- _Exercise prompt_: Lines before the one containing "Convert this document image to plain text." are excluded; retype that line and all remaining lines of the material exactly.
## begin
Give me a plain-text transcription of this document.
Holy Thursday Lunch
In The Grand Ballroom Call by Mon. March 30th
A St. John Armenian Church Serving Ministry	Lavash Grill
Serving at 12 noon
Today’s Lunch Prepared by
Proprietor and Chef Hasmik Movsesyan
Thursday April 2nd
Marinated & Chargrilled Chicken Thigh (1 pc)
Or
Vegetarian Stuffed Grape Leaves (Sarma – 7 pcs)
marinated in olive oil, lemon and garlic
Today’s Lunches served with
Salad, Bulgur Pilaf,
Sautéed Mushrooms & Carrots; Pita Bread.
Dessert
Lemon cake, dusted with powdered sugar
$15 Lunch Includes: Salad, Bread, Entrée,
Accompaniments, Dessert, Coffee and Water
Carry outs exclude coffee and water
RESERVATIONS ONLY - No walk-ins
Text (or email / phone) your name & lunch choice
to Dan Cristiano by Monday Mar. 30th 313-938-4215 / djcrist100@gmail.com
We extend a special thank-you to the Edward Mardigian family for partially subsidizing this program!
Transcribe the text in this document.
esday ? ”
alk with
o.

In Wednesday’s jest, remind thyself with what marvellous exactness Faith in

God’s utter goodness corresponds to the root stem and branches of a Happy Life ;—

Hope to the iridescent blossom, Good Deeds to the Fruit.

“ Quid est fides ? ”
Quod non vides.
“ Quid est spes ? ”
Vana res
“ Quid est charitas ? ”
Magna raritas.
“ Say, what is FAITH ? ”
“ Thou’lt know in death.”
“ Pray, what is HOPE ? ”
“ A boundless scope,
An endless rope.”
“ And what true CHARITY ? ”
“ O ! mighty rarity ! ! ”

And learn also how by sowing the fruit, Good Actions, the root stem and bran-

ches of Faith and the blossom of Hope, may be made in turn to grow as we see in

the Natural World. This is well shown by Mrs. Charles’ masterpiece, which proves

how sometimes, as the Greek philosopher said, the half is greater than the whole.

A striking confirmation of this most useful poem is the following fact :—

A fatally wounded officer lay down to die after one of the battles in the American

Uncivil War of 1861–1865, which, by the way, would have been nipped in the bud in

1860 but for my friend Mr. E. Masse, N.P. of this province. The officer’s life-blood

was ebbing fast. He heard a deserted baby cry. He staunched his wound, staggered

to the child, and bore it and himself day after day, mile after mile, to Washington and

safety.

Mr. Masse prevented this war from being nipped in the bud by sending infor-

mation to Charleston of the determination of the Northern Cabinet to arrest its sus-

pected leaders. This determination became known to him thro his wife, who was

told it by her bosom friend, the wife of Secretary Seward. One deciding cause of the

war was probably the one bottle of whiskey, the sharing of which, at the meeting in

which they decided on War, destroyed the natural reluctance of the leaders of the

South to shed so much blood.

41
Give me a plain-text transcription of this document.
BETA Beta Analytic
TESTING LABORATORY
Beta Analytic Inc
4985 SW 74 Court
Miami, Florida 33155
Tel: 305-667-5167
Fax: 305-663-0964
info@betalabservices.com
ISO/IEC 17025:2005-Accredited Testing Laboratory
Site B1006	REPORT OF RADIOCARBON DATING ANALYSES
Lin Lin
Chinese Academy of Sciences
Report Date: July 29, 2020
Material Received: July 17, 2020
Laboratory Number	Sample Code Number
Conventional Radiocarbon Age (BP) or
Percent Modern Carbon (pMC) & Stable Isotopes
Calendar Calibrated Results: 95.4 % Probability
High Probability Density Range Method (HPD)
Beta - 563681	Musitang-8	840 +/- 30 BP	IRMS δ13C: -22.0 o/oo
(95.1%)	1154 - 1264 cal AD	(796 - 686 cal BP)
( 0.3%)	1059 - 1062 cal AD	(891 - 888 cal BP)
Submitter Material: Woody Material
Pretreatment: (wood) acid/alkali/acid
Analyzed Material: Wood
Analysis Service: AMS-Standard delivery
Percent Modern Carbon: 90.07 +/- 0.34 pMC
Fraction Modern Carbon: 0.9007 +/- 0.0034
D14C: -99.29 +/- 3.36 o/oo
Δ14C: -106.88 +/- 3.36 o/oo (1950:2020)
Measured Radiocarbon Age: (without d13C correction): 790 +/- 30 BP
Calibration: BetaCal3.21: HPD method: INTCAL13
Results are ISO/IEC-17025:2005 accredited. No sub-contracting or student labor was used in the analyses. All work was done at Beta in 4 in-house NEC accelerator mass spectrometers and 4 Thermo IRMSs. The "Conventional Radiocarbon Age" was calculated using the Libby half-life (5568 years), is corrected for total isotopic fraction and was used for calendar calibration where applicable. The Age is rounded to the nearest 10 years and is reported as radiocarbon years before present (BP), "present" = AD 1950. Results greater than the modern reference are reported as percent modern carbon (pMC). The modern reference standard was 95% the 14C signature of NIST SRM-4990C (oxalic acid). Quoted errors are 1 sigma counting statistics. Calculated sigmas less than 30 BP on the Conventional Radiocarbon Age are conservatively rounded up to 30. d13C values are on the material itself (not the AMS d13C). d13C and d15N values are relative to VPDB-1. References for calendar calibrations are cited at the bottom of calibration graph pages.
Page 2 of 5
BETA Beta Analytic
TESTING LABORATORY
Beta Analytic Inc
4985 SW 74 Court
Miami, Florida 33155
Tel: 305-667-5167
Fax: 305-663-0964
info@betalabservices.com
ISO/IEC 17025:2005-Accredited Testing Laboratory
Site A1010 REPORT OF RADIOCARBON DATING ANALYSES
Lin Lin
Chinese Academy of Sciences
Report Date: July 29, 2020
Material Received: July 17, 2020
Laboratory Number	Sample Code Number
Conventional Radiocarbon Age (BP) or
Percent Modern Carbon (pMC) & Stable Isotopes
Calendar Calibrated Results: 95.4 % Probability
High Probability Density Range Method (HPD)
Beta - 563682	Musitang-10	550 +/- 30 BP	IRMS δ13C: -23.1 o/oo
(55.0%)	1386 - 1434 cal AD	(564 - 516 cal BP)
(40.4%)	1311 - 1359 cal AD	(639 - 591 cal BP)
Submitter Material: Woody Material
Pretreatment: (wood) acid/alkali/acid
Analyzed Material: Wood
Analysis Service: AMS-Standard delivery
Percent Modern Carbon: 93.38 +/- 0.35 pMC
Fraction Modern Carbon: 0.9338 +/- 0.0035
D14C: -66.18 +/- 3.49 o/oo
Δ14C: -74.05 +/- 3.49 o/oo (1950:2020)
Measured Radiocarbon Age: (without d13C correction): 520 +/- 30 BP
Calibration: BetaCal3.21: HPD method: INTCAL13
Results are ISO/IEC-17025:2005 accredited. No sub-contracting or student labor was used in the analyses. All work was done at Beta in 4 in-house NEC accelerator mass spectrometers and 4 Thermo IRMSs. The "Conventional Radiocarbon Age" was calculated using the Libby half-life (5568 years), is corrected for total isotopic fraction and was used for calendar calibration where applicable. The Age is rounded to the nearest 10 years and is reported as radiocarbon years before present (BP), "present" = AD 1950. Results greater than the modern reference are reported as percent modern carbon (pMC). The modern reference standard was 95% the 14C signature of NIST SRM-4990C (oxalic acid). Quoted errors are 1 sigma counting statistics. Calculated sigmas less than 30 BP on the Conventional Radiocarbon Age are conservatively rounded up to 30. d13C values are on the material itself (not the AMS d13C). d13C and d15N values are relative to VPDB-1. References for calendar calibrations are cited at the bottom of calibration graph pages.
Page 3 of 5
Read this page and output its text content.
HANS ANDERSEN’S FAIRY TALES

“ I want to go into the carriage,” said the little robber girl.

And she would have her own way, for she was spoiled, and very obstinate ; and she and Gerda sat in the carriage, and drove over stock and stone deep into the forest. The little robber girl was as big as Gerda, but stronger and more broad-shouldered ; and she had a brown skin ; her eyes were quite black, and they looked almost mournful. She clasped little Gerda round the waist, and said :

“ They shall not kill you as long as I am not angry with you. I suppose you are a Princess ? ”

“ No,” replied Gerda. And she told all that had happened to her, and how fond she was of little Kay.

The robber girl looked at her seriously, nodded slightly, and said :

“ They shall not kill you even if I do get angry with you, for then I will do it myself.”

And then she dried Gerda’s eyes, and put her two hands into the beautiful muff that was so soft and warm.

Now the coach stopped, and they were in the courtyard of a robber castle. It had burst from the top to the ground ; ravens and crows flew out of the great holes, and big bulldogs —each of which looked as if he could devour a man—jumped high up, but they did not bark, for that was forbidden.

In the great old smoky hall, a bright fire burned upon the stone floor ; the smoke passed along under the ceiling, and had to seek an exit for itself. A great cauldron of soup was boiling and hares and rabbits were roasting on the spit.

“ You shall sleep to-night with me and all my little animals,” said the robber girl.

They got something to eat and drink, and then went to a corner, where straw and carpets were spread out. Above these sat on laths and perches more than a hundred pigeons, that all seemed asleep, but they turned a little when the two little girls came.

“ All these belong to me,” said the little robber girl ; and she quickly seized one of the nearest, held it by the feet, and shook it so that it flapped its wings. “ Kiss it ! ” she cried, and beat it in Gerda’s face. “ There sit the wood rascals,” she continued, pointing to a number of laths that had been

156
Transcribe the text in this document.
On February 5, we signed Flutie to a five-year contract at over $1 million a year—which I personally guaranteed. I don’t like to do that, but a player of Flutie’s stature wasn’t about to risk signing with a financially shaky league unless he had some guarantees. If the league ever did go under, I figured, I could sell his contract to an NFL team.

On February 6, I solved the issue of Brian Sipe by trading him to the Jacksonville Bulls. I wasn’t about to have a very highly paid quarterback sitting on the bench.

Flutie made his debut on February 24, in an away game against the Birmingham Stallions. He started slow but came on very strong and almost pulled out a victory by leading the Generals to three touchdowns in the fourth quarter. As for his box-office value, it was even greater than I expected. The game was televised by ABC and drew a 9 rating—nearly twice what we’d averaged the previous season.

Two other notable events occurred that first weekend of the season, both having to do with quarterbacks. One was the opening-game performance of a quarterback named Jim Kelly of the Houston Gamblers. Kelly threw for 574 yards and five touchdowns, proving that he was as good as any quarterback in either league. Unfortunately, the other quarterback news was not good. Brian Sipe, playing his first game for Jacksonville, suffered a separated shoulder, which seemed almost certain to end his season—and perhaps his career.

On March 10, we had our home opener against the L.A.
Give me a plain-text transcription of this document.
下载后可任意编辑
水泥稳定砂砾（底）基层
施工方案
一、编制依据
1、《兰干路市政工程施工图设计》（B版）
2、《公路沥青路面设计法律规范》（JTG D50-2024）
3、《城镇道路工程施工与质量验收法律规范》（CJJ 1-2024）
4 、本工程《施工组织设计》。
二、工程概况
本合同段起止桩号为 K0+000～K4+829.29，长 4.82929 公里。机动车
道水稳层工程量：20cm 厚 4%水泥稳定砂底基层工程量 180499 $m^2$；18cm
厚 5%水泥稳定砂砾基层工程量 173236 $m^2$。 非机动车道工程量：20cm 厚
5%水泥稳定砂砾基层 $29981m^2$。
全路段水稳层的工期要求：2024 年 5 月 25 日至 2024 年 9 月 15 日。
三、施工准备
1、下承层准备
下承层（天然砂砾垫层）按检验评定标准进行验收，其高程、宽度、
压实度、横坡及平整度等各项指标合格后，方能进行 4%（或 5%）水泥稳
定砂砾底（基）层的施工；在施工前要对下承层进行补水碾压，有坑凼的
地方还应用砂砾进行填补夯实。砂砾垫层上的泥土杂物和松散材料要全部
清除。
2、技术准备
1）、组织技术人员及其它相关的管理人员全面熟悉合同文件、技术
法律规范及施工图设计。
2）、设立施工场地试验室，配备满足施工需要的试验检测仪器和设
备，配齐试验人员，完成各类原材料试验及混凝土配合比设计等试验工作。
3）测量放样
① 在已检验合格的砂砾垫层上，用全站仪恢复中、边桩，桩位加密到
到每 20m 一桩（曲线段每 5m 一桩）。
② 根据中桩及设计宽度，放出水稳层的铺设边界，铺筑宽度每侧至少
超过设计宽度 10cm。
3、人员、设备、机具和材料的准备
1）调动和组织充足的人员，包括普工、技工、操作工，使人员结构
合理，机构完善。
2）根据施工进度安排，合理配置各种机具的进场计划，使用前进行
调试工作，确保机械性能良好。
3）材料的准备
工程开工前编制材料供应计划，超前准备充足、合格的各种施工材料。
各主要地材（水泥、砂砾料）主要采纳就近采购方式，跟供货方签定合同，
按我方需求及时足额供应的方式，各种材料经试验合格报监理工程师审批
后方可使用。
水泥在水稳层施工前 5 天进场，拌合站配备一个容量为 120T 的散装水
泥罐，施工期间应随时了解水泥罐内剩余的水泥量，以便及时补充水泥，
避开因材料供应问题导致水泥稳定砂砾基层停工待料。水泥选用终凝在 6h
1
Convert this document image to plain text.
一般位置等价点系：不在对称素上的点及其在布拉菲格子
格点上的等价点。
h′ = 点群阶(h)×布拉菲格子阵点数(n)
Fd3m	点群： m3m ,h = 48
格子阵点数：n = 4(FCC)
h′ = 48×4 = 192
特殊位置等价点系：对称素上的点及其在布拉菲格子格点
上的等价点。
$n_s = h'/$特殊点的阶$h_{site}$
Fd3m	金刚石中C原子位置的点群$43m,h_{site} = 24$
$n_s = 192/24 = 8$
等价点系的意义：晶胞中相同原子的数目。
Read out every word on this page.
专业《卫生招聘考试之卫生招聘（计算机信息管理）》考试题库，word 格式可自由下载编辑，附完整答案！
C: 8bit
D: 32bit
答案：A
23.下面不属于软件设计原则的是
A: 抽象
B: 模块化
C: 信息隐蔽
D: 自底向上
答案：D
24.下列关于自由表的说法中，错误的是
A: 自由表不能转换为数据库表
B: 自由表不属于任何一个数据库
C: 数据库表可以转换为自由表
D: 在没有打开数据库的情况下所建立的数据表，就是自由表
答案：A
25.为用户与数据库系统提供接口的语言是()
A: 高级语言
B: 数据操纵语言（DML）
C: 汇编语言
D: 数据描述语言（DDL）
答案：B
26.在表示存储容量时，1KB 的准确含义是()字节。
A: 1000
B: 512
## end
- _Response for this exercise_:
Convert this document image to plain text.
一般位置等价点系：不在对称素上的点及其在布拉菲格子
格点上的等价点。
h′ = 点群阶(h)×布拉菲格子阵点数(n)
Fd3m	点群： m3m ,h = 48
格子阵点数：n = 4(FCC)
h′ = 48×4 = 192
特殊位置等价点系：对称素上的点及其在布拉菲格子格点
上的等价点。
$n_s = h'/$特殊点的阶$h_{site}$
Fd3m	金刚石中C原子位置的点群$43m,h_{site} = 24$
$n_s = 192/24 = 8$
等价点系的意义：晶胞中相同原子的数目。
Read out every word on this page.
专业《卫生招聘考试之卫生招聘（计算机信息管理）》考试题库，word 格式可自由下载编辑，附完整答案！
C: 8bit
D: 32bit
答案：A
23.下面不属于软件设计原则的是
A: 抽象
B: 模块化
C: 信息隐蔽
D: 自底向上
答案：D
24.下列关于自由表的说法中，错误的是
A: 自由表不能转换为数据库表
B: 自由表不属于任何一个数据库
C: 数据库表可以转换为自由表
D: 在没有打开数据库的情况下所建立的数据表，就是自由表
答案：A
25.为用户与数据库系统提供接口的语言是()
A: 高级语言
B: 数据操纵语言（DML）
C: 汇编语言
D: 数据描述语言（DDL）
答案：B
26.在表示存储容量时，1KB 的准确含义是()字节。
A: 1000
B: 512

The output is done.